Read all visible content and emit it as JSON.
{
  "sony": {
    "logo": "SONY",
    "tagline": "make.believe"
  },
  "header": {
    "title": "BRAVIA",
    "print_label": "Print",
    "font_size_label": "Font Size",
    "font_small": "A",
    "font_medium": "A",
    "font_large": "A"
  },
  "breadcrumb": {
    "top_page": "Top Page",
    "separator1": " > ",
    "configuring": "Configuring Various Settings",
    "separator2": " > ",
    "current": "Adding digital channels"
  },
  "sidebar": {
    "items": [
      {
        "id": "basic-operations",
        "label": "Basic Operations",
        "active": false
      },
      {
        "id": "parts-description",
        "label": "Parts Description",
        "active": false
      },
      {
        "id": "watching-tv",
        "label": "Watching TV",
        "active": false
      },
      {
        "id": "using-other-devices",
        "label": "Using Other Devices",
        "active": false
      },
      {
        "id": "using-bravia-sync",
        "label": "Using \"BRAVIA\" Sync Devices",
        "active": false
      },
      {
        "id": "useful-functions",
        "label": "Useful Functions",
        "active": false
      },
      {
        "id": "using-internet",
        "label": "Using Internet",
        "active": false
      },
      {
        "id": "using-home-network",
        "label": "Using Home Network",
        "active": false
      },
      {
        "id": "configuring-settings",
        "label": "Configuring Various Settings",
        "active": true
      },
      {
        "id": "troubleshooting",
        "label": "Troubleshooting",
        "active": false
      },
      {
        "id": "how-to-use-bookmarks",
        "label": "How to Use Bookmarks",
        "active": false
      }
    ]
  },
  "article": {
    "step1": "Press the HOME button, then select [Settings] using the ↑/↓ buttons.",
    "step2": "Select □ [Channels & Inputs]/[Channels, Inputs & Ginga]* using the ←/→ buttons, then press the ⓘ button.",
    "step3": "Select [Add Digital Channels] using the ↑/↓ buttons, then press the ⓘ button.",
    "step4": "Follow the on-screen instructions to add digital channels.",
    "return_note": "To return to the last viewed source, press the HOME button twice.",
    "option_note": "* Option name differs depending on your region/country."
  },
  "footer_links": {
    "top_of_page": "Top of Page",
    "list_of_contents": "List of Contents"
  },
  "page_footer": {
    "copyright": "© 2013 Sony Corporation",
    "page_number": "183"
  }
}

## Required work:
Go through the entries and return each line where the word "then" appears.

## Response to the exercise:
    "step1": "Press the HOME button, then select [Settings] using the ↑/↓ buttons.",
    "step2": "Select □ [Channels & Inputs]/[Channels, Inputs & Ginga]* using the ←/→ buttons, then press the ⓘ button.",
    "step3": "Select [Add Digital Channels] using the ↑/↓ buttons, then press the ⓘ button.",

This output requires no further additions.